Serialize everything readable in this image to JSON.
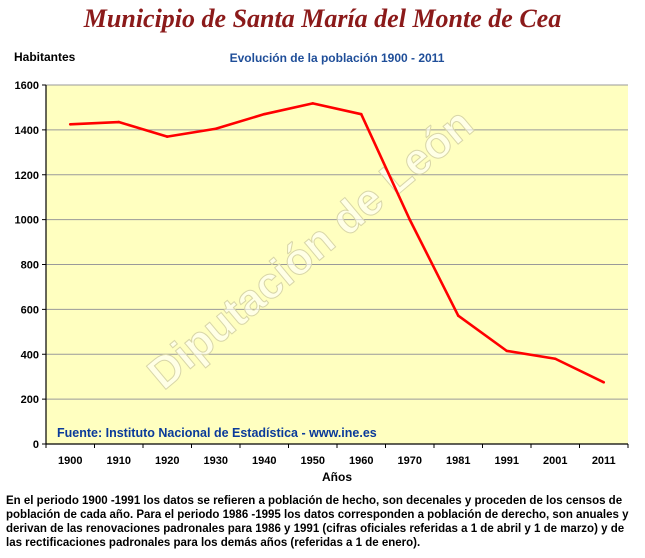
{
  "page": {
    "title": "Municipio de Santa María del Monte de Cea",
    "footnote": "En el periodo 1900 -1991 los datos se refieren a población de hecho, son decenales y proceden de los censos de población de cada año. Para el periodo 1986 -1995 los datos corresponden a población de derecho, son anuales y derivan de las renovaciones padronales para 1986 y 1991 (cifras oficiales referidas a 1 de abril y 1 de marzo) y de las rectificaciones padronales para los demás años (referidas a 1 de enero)."
  },
  "chart_data": {
    "type": "line",
    "title": "Evolución de la población 1900 - 2011",
    "ylabel": "Habitantes",
    "xlabel": "Años",
    "source": "Fuente: Instituto Nacional de Estadística - www.ine.es",
    "watermark": "Diputación de León",
    "categories": [
      "1900",
      "1910",
      "1920",
      "1930",
      "1940",
      "1950",
      "1960",
      "1970",
      "1981",
      "1991",
      "2001",
      "2011"
    ],
    "series": [
      {
        "values": [
          1425,
          1435,
          1370,
          1405,
          1470,
          1518,
          1470,
          1000,
          572,
          415,
          380,
          275
        ],
        "color": "#ff0000"
      }
    ],
    "ylim": [
      0,
      1600
    ],
    "yticks": [
      0,
      200,
      400,
      600,
      800,
      1000,
      1200,
      1400,
      1600
    ],
    "grid": true,
    "legend": "none",
    "colors": {
      "plot_background": "#ffffc0",
      "gridline": "#9a9a9a",
      "title": "#1f4e99",
      "source": "#0a3a9a",
      "line": "#ff0000",
      "page_title": "#8b1a1a"
    }
  }
}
******************************
**AIM**
Your copy should hold every record word for word and none of the pictures.

**ANSWER TO THIS TASK**
Serialize everything readable in this image to JSON.
{
  "page": {
    "title": "Municipio de Santa María del Monte de Cea",
    "footnote": "En el periodo 1900 -1991 los datos se refieren a población de hecho, son decenales y proceden de los censos de población de cada año. Para el periodo 1986 -1995 los datos corresponden a población de derecho, son anuales y derivan de las renovaciones padronales para 1986 y 1991 (cifras oficiales referidas a 1 de abril y 1 de marzo) y de las rectificaciones padronales para los demás años (referidas a 1 de enero)."
  },
  "chart_data": {
    "type": "line",
    "title": "Evolución de la población 1900 - 2011",
    "ylabel": "Habitantes",
    "xlabel": "Años",
    "source": "Fuente: Instituto Nacional de Estadística - www.ine.es",
    "watermark": "Diputación de León",
    "categories": [
      "1900",
      "1910",
      "1920",
      "1930",
      "1940",
      "1950",
      "1960",
      "1970",
      "1981",
      "1991",
      "2001",
      "2011"
    ],
    "series": [
      {
        "values": [
          1425,
          1435,
          1370,
          1405,
          1470,
          1518,
          1470,
          1000,
          572,
          415,
          380,
          275
        ],
        "color": "#ff0000"
      }
    ],
    "ylim": [
      0,
      1600
    ],
    "yticks": [
      0,
      200,
      400,
      600,
      800,
      1000,
      1200,
      1400,
      1600
    ],
    "grid": true,
    "legend": "none",
    "colors": {
      "plot_background": "#ffffc0",
      "gridline": "#9a9a9a",
      "title": "#1f4e99",
      "source": "#0a3a9a",
      "line": "#ff0000",
      "page_title": "#8b1a1a"
    }
  }
}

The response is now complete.